▶ [Task brief]
Below are records; work out how many of their lines contain "name" and give only that number.

▶ [Supplied data]

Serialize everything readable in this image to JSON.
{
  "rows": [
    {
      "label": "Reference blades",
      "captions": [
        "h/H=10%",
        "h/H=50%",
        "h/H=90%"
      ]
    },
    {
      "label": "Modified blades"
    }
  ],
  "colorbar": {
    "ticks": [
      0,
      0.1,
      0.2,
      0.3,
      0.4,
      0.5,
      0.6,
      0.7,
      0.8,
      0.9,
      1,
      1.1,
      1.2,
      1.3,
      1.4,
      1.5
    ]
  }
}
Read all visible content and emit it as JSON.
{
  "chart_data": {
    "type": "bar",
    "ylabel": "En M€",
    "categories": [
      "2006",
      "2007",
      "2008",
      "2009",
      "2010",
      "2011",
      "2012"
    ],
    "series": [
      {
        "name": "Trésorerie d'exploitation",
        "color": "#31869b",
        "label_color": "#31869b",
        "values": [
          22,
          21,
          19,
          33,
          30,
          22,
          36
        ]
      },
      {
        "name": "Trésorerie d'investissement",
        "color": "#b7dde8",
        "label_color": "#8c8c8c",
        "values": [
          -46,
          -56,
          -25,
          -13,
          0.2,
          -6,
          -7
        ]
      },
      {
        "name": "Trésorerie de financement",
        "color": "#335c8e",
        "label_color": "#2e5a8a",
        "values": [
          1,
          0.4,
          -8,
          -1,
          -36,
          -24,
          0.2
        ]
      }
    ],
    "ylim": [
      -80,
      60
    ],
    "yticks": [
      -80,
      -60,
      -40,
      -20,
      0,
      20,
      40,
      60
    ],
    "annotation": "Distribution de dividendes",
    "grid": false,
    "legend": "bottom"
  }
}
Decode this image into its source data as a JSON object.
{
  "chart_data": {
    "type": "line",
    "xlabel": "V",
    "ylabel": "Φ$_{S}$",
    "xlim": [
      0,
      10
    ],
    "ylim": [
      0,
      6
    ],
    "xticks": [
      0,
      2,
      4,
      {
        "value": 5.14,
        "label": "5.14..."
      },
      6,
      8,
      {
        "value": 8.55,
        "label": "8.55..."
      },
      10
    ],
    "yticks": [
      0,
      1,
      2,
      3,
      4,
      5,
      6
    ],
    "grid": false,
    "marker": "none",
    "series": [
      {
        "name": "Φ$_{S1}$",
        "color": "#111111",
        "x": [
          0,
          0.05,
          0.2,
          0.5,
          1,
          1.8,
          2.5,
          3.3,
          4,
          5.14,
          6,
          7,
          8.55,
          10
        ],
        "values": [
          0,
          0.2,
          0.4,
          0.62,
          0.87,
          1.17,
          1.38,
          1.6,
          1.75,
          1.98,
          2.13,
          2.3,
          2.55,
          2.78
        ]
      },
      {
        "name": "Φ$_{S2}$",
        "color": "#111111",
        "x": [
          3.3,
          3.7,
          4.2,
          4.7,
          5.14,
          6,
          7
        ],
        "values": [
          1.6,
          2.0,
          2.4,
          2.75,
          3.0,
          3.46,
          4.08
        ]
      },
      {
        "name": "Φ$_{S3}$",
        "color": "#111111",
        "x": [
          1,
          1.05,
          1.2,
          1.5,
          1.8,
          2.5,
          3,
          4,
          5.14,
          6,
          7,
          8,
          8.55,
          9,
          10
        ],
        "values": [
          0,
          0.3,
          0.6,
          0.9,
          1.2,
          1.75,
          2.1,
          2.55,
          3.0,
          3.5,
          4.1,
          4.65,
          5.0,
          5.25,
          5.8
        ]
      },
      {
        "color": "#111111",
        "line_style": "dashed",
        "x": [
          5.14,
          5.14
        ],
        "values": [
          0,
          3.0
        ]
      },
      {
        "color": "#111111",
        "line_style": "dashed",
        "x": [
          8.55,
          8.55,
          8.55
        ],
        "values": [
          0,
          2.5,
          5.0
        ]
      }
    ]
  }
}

▶ [Correct response]
6